> _Source records_:
•••
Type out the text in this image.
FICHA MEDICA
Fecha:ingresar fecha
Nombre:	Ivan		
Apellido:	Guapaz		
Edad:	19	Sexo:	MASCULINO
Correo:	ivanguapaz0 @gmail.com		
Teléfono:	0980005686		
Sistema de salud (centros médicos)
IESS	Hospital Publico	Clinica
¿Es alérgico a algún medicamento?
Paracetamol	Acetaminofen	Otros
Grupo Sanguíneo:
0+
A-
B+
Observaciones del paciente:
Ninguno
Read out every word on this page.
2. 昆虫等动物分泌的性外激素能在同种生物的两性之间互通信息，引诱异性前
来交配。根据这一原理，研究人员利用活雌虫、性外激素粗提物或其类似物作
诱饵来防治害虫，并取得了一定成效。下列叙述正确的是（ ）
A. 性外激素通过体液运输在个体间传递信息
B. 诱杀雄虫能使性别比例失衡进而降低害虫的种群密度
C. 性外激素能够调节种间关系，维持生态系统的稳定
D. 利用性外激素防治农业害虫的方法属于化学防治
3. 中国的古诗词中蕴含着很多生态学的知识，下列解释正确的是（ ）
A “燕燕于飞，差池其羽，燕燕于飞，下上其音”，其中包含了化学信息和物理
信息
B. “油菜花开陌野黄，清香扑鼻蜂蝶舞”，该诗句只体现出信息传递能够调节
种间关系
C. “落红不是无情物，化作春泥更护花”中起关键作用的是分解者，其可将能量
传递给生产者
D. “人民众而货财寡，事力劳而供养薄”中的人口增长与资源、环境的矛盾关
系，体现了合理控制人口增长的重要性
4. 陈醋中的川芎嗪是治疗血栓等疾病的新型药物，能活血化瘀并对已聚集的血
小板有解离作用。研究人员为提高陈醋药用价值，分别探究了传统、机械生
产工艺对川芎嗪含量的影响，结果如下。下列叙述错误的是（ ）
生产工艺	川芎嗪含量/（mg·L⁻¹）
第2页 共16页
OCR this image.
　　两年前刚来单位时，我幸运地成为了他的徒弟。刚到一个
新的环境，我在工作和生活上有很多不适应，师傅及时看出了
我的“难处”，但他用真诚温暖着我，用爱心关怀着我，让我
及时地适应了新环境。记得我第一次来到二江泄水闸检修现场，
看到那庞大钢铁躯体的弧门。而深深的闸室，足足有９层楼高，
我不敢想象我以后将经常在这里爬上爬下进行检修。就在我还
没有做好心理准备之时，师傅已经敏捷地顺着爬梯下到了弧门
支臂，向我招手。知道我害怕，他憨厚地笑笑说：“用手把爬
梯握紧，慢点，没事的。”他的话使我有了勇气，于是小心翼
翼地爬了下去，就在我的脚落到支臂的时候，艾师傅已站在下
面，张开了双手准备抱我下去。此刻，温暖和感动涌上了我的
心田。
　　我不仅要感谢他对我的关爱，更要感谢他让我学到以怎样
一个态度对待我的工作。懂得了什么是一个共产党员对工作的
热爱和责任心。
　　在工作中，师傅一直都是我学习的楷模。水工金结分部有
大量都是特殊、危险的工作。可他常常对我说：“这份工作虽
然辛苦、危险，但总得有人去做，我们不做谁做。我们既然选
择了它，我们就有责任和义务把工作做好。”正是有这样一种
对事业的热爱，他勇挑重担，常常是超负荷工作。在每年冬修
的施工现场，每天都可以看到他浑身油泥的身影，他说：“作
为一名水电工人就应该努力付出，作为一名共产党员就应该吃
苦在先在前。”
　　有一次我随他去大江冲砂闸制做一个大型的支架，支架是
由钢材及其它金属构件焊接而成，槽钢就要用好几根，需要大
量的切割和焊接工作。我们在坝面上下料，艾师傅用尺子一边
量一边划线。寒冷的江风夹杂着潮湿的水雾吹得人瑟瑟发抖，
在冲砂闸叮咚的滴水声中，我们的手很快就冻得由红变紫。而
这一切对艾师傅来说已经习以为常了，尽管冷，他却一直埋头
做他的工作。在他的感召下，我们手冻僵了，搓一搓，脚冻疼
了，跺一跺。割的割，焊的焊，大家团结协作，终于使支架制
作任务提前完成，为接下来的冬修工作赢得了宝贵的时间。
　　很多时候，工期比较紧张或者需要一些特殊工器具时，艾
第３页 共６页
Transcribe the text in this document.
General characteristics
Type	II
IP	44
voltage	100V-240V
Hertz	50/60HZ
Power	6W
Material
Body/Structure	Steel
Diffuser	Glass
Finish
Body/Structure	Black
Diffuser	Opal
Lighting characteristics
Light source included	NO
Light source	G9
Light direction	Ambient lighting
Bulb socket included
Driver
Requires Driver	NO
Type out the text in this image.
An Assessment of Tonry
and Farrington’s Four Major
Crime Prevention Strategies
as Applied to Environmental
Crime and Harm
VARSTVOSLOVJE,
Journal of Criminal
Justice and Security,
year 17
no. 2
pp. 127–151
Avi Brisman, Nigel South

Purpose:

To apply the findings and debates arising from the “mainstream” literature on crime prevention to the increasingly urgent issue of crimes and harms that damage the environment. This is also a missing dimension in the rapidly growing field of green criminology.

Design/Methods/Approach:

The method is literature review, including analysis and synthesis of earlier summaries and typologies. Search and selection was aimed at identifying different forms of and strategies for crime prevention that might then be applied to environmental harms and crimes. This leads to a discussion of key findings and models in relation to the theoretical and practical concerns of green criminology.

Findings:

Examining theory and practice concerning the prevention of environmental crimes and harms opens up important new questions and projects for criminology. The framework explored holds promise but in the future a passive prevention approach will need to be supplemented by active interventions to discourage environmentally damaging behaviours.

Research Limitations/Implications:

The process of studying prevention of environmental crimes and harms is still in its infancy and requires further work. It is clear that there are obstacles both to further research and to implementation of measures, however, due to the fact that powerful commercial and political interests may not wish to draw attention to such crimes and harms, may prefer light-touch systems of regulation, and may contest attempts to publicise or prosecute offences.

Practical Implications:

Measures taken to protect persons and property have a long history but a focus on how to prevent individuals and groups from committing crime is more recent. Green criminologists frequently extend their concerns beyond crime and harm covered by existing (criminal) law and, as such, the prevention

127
•••
> _What is asked_:
Write out each line of the data above again, exactly as given.

> _Final result_:
Type out the text in this image.
FICHA MEDICA
Fecha:ingresar fecha
Nombre:	Ivan		
Apellido:	Guapaz		
Edad:	19	Sexo:	MASCULINO
Correo:	ivanguapaz0 @gmail.com		
Teléfono:	0980005686		
Sistema de salud (centros médicos)
IESS	Hospital Publico	Clinica
¿Es alérgico a algún medicamento?
Paracetamol	Acetaminofen	Otros
Grupo Sanguíneo:
0+
A-
B+
Observaciones del paciente:
Ninguno
Read out every word on this page.
2. 昆虫等动物分泌的性外激素能在同种生物的两性之间互通信息，引诱异性前
来交配。根据这一原理，研究人员利用活雌虫、性外激素粗提物或其类似物作
诱饵来防治害虫，并取得了一定成效。下列叙述正确的是（ ）
A. 性外激素通过体液运输在个体间传递信息
B. 诱杀雄虫能使性别比例失衡进而降低害虫的种群密度
C. 性外激素能够调节种间关系，维持生态系统的稳定
D. 利用性外激素防治农业害虫的方法属于化学防治
3. 中国的古诗词中蕴含着很多生态学的知识，下列解释正确的是（ ）
A “燕燕于飞，差池其羽，燕燕于飞，下上其音”，其中包含了化学信息和物理
信息
B. “油菜花开陌野黄，清香扑鼻蜂蝶舞”，该诗句只体现出信息传递能够调节
种间关系
C. “落红不是无情物，化作春泥更护花”中起关键作用的是分解者，其可将能量
传递给生产者
D. “人民众而货财寡，事力劳而供养薄”中的人口增长与资源、环境的矛盾关
系，体现了合理控制人口增长的重要性
4. 陈醋中的川芎嗪是治疗血栓等疾病的新型药物，能活血化瘀并对已聚集的血
小板有解离作用。研究人员为提高陈醋药用价值，分别探究了传统、机械生
产工艺对川芎嗪含量的影响，结果如下。下列叙述错误的是（ ）
生产工艺	川芎嗪含量/（mg·L⁻¹）
第2页 共16页
OCR this image.
　　两年前刚来单位时，我幸运地成为了他的徒弟。刚到一个
新的环境，我在工作和生活上有很多不适应，师傅及时看出了
我的“难处”，但他用真诚温暖着我，用爱心关怀着我，让我
及时地适应了新环境。记得我第一次来到二江泄水闸检修现场，
看到那庞大钢铁躯体的弧门。而深深的闸室，足足有９层楼高，
我不敢想象我以后将经常在这里爬上爬下进行检修。就在我还
没有做好心理准备之时，师傅已经敏捷地顺着爬梯下到了弧门
支臂，向我招手。知道我害怕，他憨厚地笑笑说：“用手把爬
梯握紧，慢点，没事的。”他的话使我有了勇气，于是小心翼
翼地爬了下去，就在我的脚落到支臂的时候，艾师傅已站在下
面，张开了双手准备抱我下去。此刻，温暖和感动涌上了我的
心田。
　　我不仅要感谢他对我的关爱，更要感谢他让我学到以怎样
一个态度对待我的工作。懂得了什么是一个共产党员对工作的
热爱和责任心。
　　在工作中，师傅一直都是我学习的楷模。水工金结分部有
大量都是特殊、危险的工作。可他常常对我说：“这份工作虽
然辛苦、危险，但总得有人去做，我们不做谁做。我们既然选
择了它，我们就有责任和义务把工作做好。”正是有这样一种
对事业的热爱，他勇挑重担，常常是超负荷工作。在每年冬修
的施工现场，每天都可以看到他浑身油泥的身影，他说：“作
为一名水电工人就应该努力付出，作为一名共产党员就应该吃
苦在先在前。”
　　有一次我随他去大江冲砂闸制做一个大型的支架，支架是
由钢材及其它金属构件焊接而成，槽钢就要用好几根，需要大
量的切割和焊接工作。我们在坝面上下料，艾师傅用尺子一边
量一边划线。寒冷的江风夹杂着潮湿的水雾吹得人瑟瑟发抖，
在冲砂闸叮咚的滴水声中，我们的手很快就冻得由红变紫。而
这一切对艾师傅来说已经习以为常了，尽管冷，他却一直埋头
做他的工作。在他的感召下，我们手冻僵了，搓一搓，脚冻疼
了，跺一跺。割的割，焊的焊，大家团结协作，终于使支架制
作任务提前完成，为接下来的冬修工作赢得了宝贵的时间。
　　很多时候，工期比较紧张或者需要一些特殊工器具时，艾
第３页 共６页
Transcribe the text in this document.
General characteristics
Type	II
IP	44
voltage	100V-240V
Hertz	50/60HZ
Power	6W
Material
Body/Structure	Steel
Diffuser	Glass
Finish
Body/Structure	Black
Diffuser	Opal
Lighting characteristics
Light source included	NO
Light source	G9
Light direction	Ambient lighting
Bulb socket included
Driver
Requires Driver	NO
Type out the text in this image.
An Assessment of Tonry
and Farrington’s Four Major
Crime Prevention Strategies
as Applied to Environmental
Crime and Harm
VARSTVOSLOVJE,
Journal of Criminal
Justice and Security,
year 17
no. 2
pp. 127–151
Avi Brisman, Nigel South

Purpose:

To apply the findings and debates arising from the “mainstream” literature on crime prevention to the increasingly urgent issue of crimes and harms that damage the environment. This is also a missing dimension in the rapidly growing field of green criminology.

Design/Methods/Approach:

The method is literature review, including analysis and synthesis of earlier summaries and typologies. Search and selection was aimed at identifying different forms of and strategies for crime prevention that might then be applied to environmental harms and crimes. This leads to a discussion of key findings and models in relation to the theoretical and practical concerns of green criminology.

Findings:

Examining theory and practice concerning the prevention of environmental crimes and harms opens up important new questions and projects for criminology. The framework explored holds promise but in the future a passive prevention approach will need to be supplemented by active interventions to discourage environmentally damaging behaviours.

Research Limitations/Implications:

The process of studying prevention of environmental crimes and harms is still in its infancy and requires further work. It is clear that there are obstacles both to further research and to implementation of measures, however, due to the fact that powerful commercial and political interests may not wish to draw attention to such crimes and harms, may prefer light-touch systems of regulation, and may contest attempts to publicise or prosecute offences.

Practical Implications:

Measures taken to protect persons and property have a long history but a focus on how to prevent individuals and groups from committing crime is more recent. Green criminologists frequently extend their concerns beyond crime and harm covered by existing (criminal) law and, as such, the prevention

127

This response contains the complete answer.